◆ **EXERCISE AIM**: Go through the listing and pick out each line with the word "SOCIETATE" in it.

◆ **MATERIAL**:
■ ■ ■
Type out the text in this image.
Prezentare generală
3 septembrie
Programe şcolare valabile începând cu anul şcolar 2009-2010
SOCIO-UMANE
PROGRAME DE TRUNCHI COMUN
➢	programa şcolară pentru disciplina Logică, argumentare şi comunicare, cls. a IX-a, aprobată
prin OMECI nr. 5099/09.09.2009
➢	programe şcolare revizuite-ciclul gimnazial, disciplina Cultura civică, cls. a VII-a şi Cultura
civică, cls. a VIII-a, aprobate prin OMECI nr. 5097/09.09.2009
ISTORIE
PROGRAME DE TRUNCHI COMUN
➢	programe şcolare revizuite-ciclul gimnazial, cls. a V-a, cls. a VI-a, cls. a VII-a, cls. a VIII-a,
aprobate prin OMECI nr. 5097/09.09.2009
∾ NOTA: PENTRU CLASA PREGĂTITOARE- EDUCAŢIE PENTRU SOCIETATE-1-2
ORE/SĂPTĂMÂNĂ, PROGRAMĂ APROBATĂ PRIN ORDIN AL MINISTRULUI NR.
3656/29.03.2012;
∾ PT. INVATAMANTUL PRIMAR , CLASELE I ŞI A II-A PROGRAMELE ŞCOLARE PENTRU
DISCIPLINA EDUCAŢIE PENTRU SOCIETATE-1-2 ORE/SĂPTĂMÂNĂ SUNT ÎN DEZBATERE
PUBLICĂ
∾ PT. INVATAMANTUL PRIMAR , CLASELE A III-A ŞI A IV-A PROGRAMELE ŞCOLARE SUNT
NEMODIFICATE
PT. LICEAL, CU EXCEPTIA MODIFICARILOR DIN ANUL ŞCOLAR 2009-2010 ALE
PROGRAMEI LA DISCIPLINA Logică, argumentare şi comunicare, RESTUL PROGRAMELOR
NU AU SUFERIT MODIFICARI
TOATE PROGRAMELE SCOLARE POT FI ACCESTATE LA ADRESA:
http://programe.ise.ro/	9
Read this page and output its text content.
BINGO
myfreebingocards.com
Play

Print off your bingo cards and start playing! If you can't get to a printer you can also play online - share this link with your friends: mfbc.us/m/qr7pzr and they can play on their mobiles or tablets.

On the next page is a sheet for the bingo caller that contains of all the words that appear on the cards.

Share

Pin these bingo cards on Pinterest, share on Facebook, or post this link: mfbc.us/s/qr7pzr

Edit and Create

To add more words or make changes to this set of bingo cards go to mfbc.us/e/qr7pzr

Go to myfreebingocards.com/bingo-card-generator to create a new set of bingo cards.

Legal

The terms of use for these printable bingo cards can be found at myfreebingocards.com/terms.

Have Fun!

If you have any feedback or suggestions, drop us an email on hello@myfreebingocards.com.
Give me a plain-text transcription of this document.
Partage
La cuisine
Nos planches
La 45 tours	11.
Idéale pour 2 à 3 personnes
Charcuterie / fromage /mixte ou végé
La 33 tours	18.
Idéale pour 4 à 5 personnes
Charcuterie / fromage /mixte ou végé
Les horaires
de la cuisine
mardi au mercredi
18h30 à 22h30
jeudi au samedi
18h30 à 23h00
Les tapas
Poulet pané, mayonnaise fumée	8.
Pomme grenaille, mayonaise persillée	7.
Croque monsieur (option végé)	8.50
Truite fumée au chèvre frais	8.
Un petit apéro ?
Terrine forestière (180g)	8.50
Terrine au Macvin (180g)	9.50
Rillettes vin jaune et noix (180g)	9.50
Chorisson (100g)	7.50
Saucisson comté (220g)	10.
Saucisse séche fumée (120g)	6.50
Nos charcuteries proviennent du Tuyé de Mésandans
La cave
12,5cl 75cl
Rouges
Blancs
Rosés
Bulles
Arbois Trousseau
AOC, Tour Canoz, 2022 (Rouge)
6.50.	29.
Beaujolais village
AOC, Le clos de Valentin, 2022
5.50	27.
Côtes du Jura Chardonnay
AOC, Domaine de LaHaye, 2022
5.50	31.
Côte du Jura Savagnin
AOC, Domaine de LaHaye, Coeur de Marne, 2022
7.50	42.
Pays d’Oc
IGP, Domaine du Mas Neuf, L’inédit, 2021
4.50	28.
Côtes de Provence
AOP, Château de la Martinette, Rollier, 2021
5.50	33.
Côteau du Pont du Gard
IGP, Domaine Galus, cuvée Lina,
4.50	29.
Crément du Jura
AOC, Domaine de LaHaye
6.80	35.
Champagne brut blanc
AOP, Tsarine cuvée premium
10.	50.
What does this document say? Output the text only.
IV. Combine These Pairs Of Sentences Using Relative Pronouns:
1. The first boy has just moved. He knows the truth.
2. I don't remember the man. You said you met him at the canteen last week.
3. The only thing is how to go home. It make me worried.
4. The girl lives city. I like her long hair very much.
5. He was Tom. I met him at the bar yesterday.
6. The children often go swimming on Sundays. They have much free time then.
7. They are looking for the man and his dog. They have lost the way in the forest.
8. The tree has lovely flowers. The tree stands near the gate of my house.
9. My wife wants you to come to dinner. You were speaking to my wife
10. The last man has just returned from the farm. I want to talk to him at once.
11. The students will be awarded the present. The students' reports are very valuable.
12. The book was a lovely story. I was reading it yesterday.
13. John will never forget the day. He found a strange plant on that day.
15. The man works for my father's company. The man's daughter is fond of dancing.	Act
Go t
■ ■ ■
◆ **FULL ANSWER**:
∾ NOTA: PENTRU CLASA PREGĂTITOARE- EDUCAŢIE PENTRU SOCIETATE-1-2
DISCIPLINA EDUCAŢIE PENTRU SOCIETATE-1-2 ORE/SĂPTĂMÂNĂ SUNT ÎN DEZBATERE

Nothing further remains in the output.